■ Problem:
Each line of the data below that includes the string "Verkaufspreis" must be copied.

Material supplied Start Marker

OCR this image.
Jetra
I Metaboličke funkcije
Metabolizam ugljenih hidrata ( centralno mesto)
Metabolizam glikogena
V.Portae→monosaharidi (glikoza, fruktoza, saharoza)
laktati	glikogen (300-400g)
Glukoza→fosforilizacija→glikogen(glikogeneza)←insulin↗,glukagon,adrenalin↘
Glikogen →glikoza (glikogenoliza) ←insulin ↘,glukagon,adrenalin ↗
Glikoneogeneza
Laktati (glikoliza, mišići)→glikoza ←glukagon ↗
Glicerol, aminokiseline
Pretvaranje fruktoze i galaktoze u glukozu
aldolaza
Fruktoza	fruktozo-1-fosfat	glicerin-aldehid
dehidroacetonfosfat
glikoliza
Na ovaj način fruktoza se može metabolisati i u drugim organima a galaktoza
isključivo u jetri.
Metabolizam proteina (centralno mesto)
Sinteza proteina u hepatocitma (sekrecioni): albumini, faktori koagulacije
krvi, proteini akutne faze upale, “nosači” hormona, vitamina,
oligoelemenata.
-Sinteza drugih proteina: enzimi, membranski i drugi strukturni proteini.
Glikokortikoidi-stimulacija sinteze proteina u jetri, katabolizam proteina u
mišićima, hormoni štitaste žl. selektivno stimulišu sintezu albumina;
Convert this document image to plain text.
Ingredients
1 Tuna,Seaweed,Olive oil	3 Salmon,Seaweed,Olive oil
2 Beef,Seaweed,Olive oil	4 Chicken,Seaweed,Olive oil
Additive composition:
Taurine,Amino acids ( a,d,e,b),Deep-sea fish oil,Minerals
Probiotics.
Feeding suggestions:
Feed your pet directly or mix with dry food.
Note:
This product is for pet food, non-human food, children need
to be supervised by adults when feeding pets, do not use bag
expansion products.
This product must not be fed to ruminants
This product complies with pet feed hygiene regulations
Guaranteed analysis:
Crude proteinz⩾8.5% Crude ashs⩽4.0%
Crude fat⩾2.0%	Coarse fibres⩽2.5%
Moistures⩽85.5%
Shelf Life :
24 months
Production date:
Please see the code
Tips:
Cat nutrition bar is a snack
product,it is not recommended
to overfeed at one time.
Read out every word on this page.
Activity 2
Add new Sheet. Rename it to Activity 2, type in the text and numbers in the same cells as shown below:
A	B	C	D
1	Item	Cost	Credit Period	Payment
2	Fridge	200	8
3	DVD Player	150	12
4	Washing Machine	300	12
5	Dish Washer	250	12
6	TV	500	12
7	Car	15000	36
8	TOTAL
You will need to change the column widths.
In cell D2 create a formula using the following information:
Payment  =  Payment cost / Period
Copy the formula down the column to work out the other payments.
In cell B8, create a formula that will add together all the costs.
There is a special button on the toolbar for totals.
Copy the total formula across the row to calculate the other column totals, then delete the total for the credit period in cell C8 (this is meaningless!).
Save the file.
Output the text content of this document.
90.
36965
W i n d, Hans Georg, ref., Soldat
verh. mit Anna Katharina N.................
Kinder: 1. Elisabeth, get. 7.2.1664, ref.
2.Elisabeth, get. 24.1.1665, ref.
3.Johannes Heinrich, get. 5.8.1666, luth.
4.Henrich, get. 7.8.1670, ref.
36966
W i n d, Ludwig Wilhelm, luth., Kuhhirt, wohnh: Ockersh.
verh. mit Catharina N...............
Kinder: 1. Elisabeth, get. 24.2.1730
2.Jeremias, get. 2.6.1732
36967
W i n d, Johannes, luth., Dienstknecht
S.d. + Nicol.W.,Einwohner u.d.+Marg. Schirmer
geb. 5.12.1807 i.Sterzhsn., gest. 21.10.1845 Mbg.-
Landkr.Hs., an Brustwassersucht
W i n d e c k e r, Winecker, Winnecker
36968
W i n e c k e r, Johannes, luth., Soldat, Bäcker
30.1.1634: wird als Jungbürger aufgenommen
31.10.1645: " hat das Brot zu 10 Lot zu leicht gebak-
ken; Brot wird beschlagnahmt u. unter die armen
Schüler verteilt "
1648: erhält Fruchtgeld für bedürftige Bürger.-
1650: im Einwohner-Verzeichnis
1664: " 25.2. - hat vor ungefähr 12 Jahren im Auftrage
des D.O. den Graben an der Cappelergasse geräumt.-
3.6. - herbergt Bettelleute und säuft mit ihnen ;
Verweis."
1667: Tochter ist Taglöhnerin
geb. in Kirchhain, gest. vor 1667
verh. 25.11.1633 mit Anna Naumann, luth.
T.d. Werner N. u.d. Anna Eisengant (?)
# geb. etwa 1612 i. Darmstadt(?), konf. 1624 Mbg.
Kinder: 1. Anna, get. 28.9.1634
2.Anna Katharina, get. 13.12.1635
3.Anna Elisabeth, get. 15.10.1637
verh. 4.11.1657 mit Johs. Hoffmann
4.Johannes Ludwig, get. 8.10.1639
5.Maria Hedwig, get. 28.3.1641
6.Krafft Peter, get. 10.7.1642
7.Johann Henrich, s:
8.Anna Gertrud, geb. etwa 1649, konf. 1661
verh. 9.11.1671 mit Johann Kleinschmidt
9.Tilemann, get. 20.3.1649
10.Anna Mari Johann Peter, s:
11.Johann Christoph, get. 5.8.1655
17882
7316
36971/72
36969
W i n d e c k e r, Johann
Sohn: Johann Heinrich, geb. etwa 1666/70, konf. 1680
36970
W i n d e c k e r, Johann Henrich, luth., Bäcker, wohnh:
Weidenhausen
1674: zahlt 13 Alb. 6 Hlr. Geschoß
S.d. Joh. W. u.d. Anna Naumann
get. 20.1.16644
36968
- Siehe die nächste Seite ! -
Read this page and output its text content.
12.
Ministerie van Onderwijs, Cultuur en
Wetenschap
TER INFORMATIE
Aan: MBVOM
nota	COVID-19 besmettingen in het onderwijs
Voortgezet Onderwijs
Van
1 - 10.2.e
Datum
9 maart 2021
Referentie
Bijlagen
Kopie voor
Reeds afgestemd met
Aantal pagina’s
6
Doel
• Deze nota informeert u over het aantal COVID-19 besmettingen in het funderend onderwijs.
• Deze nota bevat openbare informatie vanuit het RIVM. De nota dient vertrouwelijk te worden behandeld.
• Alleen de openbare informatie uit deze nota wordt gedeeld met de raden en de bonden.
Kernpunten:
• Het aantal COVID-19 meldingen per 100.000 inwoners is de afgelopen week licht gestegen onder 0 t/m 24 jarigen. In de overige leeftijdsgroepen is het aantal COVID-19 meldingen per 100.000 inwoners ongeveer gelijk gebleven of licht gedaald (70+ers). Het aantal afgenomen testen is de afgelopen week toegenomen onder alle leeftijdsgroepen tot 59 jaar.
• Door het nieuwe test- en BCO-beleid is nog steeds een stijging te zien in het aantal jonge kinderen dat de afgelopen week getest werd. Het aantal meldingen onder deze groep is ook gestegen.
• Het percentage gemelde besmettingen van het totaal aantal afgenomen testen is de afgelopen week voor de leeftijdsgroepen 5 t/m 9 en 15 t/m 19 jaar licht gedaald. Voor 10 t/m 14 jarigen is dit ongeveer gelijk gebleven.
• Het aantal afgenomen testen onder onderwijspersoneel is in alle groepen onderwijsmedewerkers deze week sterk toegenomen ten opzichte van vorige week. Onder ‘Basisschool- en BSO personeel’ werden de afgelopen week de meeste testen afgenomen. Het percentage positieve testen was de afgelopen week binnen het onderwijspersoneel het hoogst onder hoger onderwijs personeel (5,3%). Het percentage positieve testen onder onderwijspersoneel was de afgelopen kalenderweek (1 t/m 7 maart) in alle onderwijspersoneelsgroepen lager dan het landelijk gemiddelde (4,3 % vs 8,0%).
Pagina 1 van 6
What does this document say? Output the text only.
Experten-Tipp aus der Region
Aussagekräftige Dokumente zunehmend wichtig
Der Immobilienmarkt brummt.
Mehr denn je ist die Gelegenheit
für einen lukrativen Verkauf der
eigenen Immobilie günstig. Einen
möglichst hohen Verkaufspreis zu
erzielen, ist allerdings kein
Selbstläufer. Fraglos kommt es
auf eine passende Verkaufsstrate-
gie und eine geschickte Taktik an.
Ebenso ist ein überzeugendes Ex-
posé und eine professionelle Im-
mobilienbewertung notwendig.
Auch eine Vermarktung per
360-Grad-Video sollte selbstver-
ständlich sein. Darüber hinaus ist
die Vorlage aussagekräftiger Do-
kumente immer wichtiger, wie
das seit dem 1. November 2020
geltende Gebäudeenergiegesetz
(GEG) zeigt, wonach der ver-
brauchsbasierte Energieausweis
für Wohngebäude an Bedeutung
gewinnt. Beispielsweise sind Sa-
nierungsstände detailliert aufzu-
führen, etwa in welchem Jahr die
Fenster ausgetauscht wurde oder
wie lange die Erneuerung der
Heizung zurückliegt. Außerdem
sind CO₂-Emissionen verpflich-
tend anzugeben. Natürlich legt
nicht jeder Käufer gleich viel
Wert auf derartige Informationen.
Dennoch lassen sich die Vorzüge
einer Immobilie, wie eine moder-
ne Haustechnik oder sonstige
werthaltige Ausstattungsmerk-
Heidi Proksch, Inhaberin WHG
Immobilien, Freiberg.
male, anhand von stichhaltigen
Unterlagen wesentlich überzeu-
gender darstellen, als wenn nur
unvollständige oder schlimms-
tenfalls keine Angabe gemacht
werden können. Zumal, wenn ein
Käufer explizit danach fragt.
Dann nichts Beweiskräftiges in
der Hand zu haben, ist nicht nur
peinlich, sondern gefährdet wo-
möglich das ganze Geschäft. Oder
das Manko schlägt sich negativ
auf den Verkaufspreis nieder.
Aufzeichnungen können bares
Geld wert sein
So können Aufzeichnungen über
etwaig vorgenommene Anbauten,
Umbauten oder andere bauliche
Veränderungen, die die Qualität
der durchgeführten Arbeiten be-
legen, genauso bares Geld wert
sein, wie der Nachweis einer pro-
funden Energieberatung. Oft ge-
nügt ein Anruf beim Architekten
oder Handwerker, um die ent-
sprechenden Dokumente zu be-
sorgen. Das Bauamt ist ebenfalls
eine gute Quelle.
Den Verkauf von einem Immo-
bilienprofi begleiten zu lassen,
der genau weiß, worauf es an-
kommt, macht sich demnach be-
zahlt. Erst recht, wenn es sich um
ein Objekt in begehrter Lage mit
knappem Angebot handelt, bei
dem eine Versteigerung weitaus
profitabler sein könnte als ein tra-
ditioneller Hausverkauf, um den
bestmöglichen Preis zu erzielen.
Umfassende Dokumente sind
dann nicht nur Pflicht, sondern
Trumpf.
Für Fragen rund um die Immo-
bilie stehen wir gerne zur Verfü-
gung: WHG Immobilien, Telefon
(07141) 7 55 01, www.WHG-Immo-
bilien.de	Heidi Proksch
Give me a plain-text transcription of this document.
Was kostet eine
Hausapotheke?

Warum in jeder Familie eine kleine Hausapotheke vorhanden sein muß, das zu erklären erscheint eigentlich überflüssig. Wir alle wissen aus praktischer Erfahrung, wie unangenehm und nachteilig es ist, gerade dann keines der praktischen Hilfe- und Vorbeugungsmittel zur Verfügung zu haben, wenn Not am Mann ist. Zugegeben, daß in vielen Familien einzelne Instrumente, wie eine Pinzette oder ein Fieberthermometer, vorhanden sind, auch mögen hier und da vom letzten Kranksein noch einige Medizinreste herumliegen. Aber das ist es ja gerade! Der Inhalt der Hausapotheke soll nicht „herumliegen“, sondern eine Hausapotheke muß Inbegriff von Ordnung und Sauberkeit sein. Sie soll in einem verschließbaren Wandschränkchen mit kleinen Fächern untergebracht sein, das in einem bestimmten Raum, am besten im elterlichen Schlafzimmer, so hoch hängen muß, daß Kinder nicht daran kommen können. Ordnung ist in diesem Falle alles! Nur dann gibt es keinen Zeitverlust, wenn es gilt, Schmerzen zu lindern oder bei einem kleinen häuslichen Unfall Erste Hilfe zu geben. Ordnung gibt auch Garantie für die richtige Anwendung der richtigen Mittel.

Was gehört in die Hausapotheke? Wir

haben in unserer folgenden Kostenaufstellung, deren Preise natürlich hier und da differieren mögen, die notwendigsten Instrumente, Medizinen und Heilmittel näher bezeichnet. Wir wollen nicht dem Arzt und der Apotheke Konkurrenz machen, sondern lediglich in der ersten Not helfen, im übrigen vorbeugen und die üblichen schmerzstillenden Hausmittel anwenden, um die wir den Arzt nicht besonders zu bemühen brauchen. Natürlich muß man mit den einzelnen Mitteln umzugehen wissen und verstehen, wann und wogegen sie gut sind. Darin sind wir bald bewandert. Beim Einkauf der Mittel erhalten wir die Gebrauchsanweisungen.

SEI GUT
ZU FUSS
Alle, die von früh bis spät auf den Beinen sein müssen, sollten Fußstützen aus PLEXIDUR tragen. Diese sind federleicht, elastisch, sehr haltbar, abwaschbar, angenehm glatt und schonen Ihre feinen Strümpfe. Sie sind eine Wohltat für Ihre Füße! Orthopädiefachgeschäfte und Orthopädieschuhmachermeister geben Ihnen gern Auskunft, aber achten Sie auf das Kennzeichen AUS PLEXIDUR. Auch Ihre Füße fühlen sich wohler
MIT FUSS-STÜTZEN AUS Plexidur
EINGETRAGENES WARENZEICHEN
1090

Material supplied End Marker

■ Exercise solution:
möglichst hohen Verkaufspreis zu
auf den Verkaufspreis nieder.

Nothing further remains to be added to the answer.